● **Short problem**:
Your task is to transcribe all the entries exactly, excluding pictures.

*-*-*

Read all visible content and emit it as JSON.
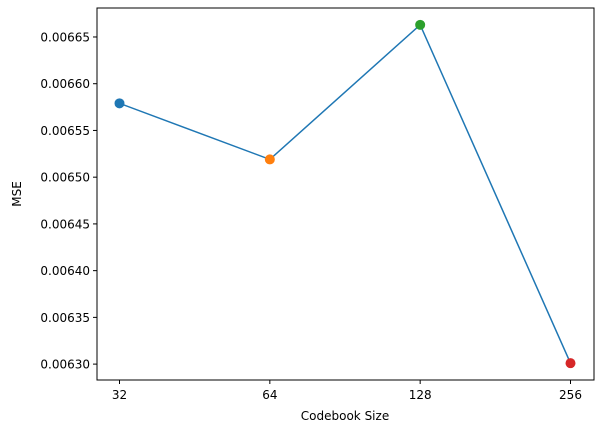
{
  "chart_data": {
    "type": "line",
    "title": "",
    "xlabel": "Codebook Size",
    "ylabel": "MSE",
    "categories": [
      "32",
      "64",
      "128",
      "256"
    ],
    "series": [
      {
        "values": [
          0.006579,
          0.006519,
          0.006663,
          0.006301
        ],
        "line_color": "#1f77b4",
        "marker_colors": [
          "#1f77b4",
          "#ff7f0e",
          "#2ca02c",
          "#d62728"
        ]
      }
    ],
    "ylim": [
      0.006283,
      0.006681
    ],
    "yticks": [
      0.0063,
      0.00635,
      0.0064,
      0.00645,
      0.0065,
      0.00655,
      0.0066,
      0.00665
    ],
    "ytick_labels": [
      "0.00630",
      "0.00635",
      "0.00640",
      "0.00645",
      "0.00650",
      "0.00655",
      "0.00660",
      "0.00665"
    ],
    "grid": false,
    "legend": "none"
  }
}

*-*-*

● **Response below**:
Read all visible content and emit it as JSON.
{
  "chart_data": {
    "type": "line",
    "title": "",
    "xlabel": "Codebook Size",
    "ylabel": "MSE",
    "categories": [
      "32",
      "64",
      "128",
      "256"
    ],
    "series": [
      {
        "values": [
          0.006579,
          0.006519,
          0.006663,
          0.006301
        ],
        "line_color": "#1f77b4",
        "marker_colors": [
          "#1f77b4",
          "#ff7f0e",
          "#2ca02c",
          "#d62728"
        ]
      }
    ],
    "ylim": [
      0.006283,
      0.006681
    ],
    "yticks": [
      0.0063,
      0.00635,
      0.0064,
      0.00645,
      0.0065,
      0.00655,
      0.0066,
      0.00665
    ],
    "ytick_labels": [
      "0.00630",
      "0.00635",
      "0.00640",
      "0.00645",
      "0.00650",
      "0.00655",
      "0.00660",
      "0.00665"
    ],
    "grid": false,
    "legend": "none"
  }
}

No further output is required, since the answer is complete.